Work to complete |
Every entry must be repeated exactly. Exclude all pictures.

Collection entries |
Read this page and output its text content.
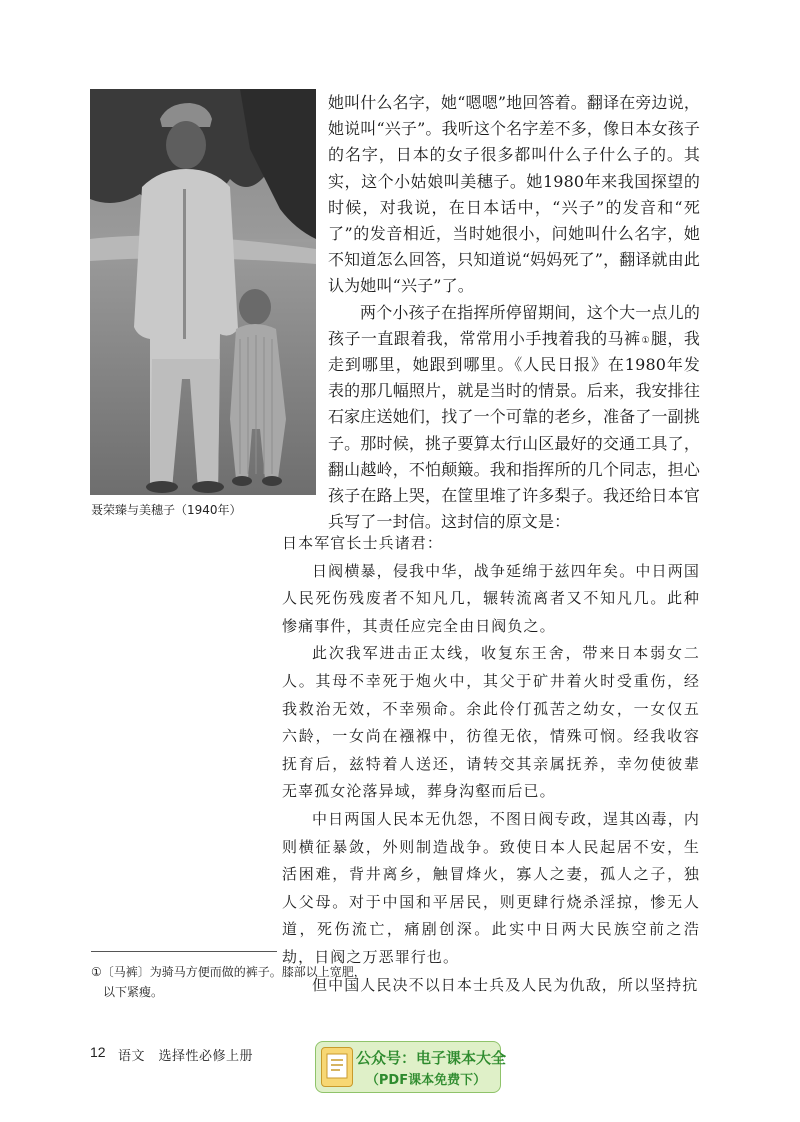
聂荣臻与美穗子（1940年）

她叫什么名字，她“嗯嗯”地回答着。翻译在旁边说，她说叫“兴子”。我听这个名字差不多，像日本女孩子的名字，日本的女子很多都叫什么子什么子的。其实，这个小姑娘叫美穗子。她1980年来我国探望的时候，对我说，在日本话中，“兴子”的发音和“死了”的发音相近，当时她很小，问她叫什么名字，她不知道怎么回答，只知道说“妈妈死了”，翻译就由此认为她叫“兴子”了。

两个小孩子在指挥所停留期间，这个大一点儿的孩子一直跟着我，常常用小手拽着我的马裤①腿，我走到哪里，她跟到哪里。《人民日报》在1980年发表的那几幅照片，就是当时的情景。后来，我安排往石家庄送她们，找了一个可靠的老乡，准备了一副挑子。那时候，挑子要算太行山区最好的交通工具了，翻山越岭，不怕颠簸。我和指挥所的几个同志，担心孩子在路上哭，在筐里堆了许多梨子。我还给日本官兵写了一封信。这封信的原文是：

日本军官长士兵诸君：

日阀横暴，侵我中华，战争延绵于兹四年矣。中日两国人民死伤残废者不知凡几，辗转流离者又不知凡几。此种惨痛事件，其责任应完全由日阀负之。

此次我军进击正太线，收复东王舍，带来日本弱女二人。其母不幸死于炮火中，其父于矿井着火时受重伤，经我救治无效，不幸殒命。余此伶仃孤苦之幼女，一女仅五六龄，一女尚在襁褓中，彷徨无依，情殊可悯。经我收容抚育后，兹特着人送还，请转交其亲属抚养，幸勿使彼辈无辜孤女沦落异域，葬身沟壑而后已。

中日两国人民本无仇怨，不图日阀专政，逞其凶毒，内则横征暴敛，外则制造战争。致使日本人民起居不安，生活困难，背井离乡，触冒烽火，寡人之妻，孤人之子，独人父母。对于中国和平居民，则更肆行烧杀淫掠，惨无人道，死伤流亡，痛剧创深。此实中日两大民族空前之浩劫，日阀之万恶罪行也。

但中国人民决不以日本士兵及人民为仇敌，所以坚持抗

①〔马裤〕为骑马方便而做的裤子。膝部以上宽肥，
以下紧瘦。
12 语文　选择性必修上册	公众号：电子课本大全
（PDF课本免费下）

Task response |
Read this page and output its text content.
聂荣臻与美穗子（1940年）

她叫什么名字，她“嗯嗯”地回答着。翻译在旁边说，她说叫“兴子”。我听这个名字差不多，像日本女孩子的名字，日本的女子很多都叫什么子什么子的。其实，这个小姑娘叫美穗子。她1980年来我国探望的时候，对我说，在日本话中，“兴子”的发音和“死了”的发音相近，当时她很小，问她叫什么名字，她不知道怎么回答，只知道说“妈妈死了”，翻译就由此认为她叫“兴子”了。

两个小孩子在指挥所停留期间，这个大一点儿的孩子一直跟着我，常常用小手拽着我的马裤①腿，我走到哪里，她跟到哪里。《人民日报》在1980年发表的那几幅照片，就是当时的情景。后来，我安排往石家庄送她们，找了一个可靠的老乡，准备了一副挑子。那时候，挑子要算太行山区最好的交通工具了，翻山越岭，不怕颠簸。我和指挥所的几个同志，担心孩子在路上哭，在筐里堆了许多梨子。我还给日本官兵写了一封信。这封信的原文是：

日本军官长士兵诸君：

日阀横暴，侵我中华，战争延绵于兹四年矣。中日两国人民死伤残废者不知凡几，辗转流离者又不知凡几。此种惨痛事件，其责任应完全由日阀负之。

此次我军进击正太线，收复东王舍，带来日本弱女二人。其母不幸死于炮火中，其父于矿井着火时受重伤，经我救治无效，不幸殒命。余此伶仃孤苦之幼女，一女仅五六龄，一女尚在襁褓中，彷徨无依，情殊可悯。经我收容抚育后，兹特着人送还，请转交其亲属抚养，幸勿使彼辈无辜孤女沦落异域，葬身沟壑而后已。

中日两国人民本无仇怨，不图日阀专政，逞其凶毒，内则横征暴敛，外则制造战争。致使日本人民起居不安，生活困难，背井离乡，触冒烽火，寡人之妻，孤人之子，独人父母。对于中国和平居民，则更肆行烧杀淫掠，惨无人道，死伤流亡，痛剧创深。此实中日两大民族空前之浩劫，日阀之万恶罪行也。

但中国人民决不以日本士兵及人民为仇敌，所以坚持抗

①〔马裤〕为骑马方便而做的裤子。膝部以上宽肥，
以下紧瘦。
12 语文　选择性必修上册	公众号：电子课本大全
（PDF课本免费下）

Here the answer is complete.